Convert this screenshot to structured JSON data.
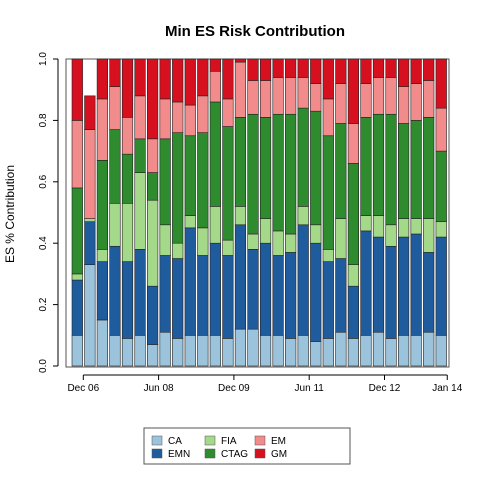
{
  "chart_data": {
    "type": "bar",
    "stacked": true,
    "title": "Min ES Risk Contribution",
    "xlabel": "",
    "ylabel": "ES % Contribution",
    "ylim": [
      0,
      1
    ],
    "y_ticks": [
      "0.0",
      "0.2",
      "0.4",
      "0.6",
      "0.8",
      "1.0"
    ],
    "x_tick_labels": [
      {
        "label": "Dec 06",
        "bar_index": 0
      },
      {
        "label": "Jun 08",
        "bar_index": 6
      },
      {
        "label": "Dec 09",
        "bar_index": 12
      },
      {
        "label": "Jun 11",
        "bar_index": 18
      },
      {
        "label": "Dec 12",
        "bar_index": 24
      },
      {
        "label": "Jan 14",
        "bar_index": 29
      }
    ],
    "grid": false,
    "legend_position": "bottom",
    "categories": [
      "",
      "",
      "",
      "",
      "",
      "",
      "",
      "",
      "",
      "",
      "",
      "",
      "",
      "",
      "",
      "",
      "",
      "",
      "",
      "",
      "",
      "",
      "",
      "",
      "",
      "",
      "",
      "",
      "",
      ""
    ],
    "series": [
      {
        "name": "CA",
        "color": "#9CC3DC",
        "values": [
          0.1,
          0.33,
          0.15,
          0.1,
          0.09,
          0.1,
          0.07,
          0.11,
          0.09,
          0.1,
          0.1,
          0.1,
          0.09,
          0.12,
          0.12,
          0.1,
          0.1,
          0.09,
          0.1,
          0.08,
          0.09,
          0.11,
          0.09,
          0.1,
          0.11,
          0.09,
          0.1,
          0.1,
          0.11,
          0.1
        ]
      },
      {
        "name": "EMN",
        "color": "#1F5C9E",
        "values": [
          0.18,
          0.14,
          0.19,
          0.29,
          0.25,
          0.28,
          0.19,
          0.25,
          0.26,
          0.35,
          0.26,
          0.3,
          0.27,
          0.34,
          0.26,
          0.3,
          0.26,
          0.28,
          0.36,
          0.32,
          0.25,
          0.24,
          0.17,
          0.34,
          0.31,
          0.3,
          0.32,
          0.33,
          0.26,
          0.32
        ]
      },
      {
        "name": "FIA",
        "color": "#A4D98A",
        "values": [
          0.02,
          0.01,
          0.04,
          0.14,
          0.19,
          0.25,
          0.28,
          0.1,
          0.05,
          0.04,
          0.09,
          0.12,
          0.05,
          0.06,
          0.05,
          0.08,
          0.08,
          0.06,
          0.06,
          0.06,
          0.04,
          0.13,
          0.07,
          0.05,
          0.07,
          0.07,
          0.06,
          0.05,
          0.11,
          0.05
        ]
      },
      {
        "name": "CTAG",
        "color": "#2E8B2E",
        "values": [
          0.28,
          0.0,
          0.29,
          0.24,
          0.16,
          0.11,
          0.09,
          0.28,
          0.36,
          0.26,
          0.31,
          0.34,
          0.37,
          0.29,
          0.39,
          0.33,
          0.38,
          0.39,
          0.32,
          0.37,
          0.37,
          0.31,
          0.33,
          0.32,
          0.33,
          0.36,
          0.31,
          0.32,
          0.33,
          0.23
        ]
      },
      {
        "name": "EM",
        "color": "#F28B8B",
        "values": [
          0.22,
          0.29,
          0.2,
          0.14,
          0.12,
          0.14,
          0.11,
          0.13,
          0.1,
          0.1,
          0.12,
          0.1,
          0.09,
          0.18,
          0.11,
          0.12,
          0.12,
          0.12,
          0.1,
          0.09,
          0.12,
          0.13,
          0.13,
          0.11,
          0.12,
          0.12,
          0.12,
          0.12,
          0.12,
          0.14
        ]
      },
      {
        "name": "GM",
        "color": "#D7101F",
        "values": [
          0.2,
          0.11,
          0.13,
          0.09,
          0.19,
          0.12,
          0.26,
          0.13,
          0.14,
          0.15,
          0.12,
          0.04,
          0.13,
          0.01,
          0.07,
          0.07,
          0.06,
          0.06,
          0.06,
          0.08,
          0.13,
          0.08,
          0.21,
          0.08,
          0.06,
          0.06,
          0.09,
          0.08,
          0.07,
          0.16
        ]
      }
    ]
  },
  "legend": {
    "items": [
      "CA",
      "EMN",
      "FIA",
      "CTAG",
      "EM",
      "GM"
    ]
  }
}
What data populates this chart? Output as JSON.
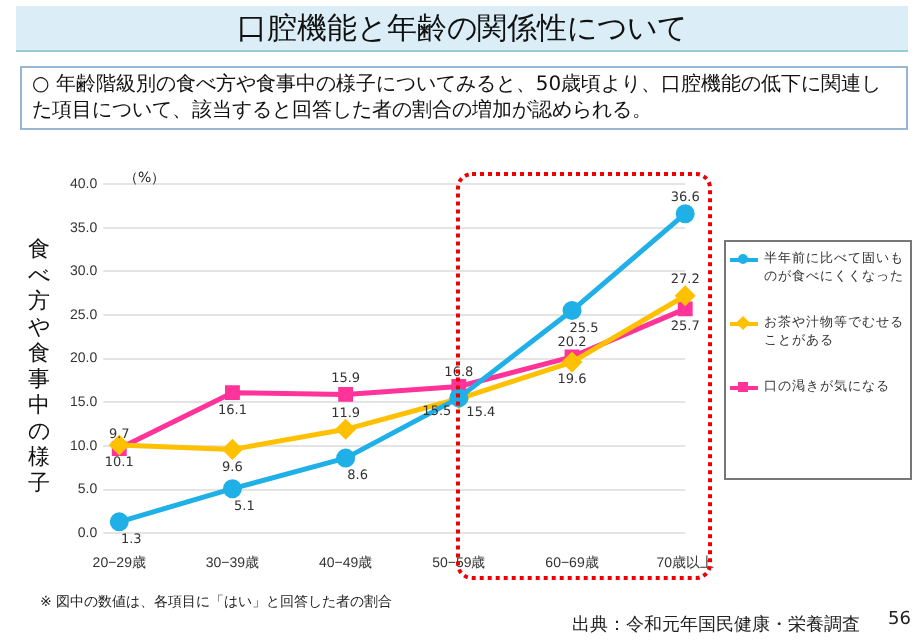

Brief
Your answer should be a single number: how many lines in the data above include "name"?

Answer to the exercise
6